Dataset records:
--- begin ---

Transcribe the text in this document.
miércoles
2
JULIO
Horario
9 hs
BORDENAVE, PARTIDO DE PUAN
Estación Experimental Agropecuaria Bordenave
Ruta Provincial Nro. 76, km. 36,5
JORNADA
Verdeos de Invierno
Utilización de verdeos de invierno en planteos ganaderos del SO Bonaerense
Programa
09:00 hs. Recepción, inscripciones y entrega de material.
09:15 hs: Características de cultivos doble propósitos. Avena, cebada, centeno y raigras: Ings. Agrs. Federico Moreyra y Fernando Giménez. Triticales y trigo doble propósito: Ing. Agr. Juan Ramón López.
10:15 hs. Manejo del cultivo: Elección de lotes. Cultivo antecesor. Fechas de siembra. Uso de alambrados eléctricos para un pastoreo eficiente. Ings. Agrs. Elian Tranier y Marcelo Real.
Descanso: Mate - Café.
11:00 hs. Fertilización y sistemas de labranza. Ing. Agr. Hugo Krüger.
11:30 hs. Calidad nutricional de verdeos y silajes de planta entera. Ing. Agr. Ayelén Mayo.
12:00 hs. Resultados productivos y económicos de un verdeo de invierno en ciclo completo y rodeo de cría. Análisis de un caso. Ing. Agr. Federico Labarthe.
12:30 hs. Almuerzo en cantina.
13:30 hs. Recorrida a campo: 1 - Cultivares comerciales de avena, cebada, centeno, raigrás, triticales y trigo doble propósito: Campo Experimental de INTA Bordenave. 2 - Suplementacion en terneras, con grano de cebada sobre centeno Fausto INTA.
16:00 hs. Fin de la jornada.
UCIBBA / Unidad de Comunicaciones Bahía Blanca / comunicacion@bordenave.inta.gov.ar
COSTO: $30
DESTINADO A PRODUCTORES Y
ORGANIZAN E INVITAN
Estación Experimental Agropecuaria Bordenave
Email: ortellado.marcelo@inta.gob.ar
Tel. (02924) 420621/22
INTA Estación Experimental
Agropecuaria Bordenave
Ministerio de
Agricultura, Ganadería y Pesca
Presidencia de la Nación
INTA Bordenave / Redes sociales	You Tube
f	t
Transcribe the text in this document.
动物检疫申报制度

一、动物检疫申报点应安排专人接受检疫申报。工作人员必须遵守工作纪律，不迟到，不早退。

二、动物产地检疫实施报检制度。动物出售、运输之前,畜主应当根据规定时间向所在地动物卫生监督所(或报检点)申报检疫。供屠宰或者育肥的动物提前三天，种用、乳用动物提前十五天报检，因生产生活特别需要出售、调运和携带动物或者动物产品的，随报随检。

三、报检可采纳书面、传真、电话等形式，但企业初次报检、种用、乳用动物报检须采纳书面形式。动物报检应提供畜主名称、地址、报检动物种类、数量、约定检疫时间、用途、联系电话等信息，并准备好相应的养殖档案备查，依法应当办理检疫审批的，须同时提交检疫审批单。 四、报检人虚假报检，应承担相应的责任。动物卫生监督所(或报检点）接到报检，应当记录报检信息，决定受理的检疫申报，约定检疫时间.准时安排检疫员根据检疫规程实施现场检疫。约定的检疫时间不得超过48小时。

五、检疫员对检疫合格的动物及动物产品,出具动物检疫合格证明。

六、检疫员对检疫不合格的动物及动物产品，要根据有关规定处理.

--- end ---

Read the entries above, then pull out the lines that include "doble".

09:15 hs: Características de cultivos doble propósitos. Avena, cebada, centeno y raigras: Ings. Agrs. Federico Moreyra y Fernando Giménez. Triticales y trigo doble propósito: Ing. Agr. Juan Ramón López.
13:30 hs. Recorrida a campo: 1 - Cultivares comerciales de avena, cebada, centeno, raigrás, triticales y trigo doble propósito: Campo Experimental de INTA Bordenave. 2 - Suplementacion en terneras, con grano de cebada sobre centeno Fausto INTA.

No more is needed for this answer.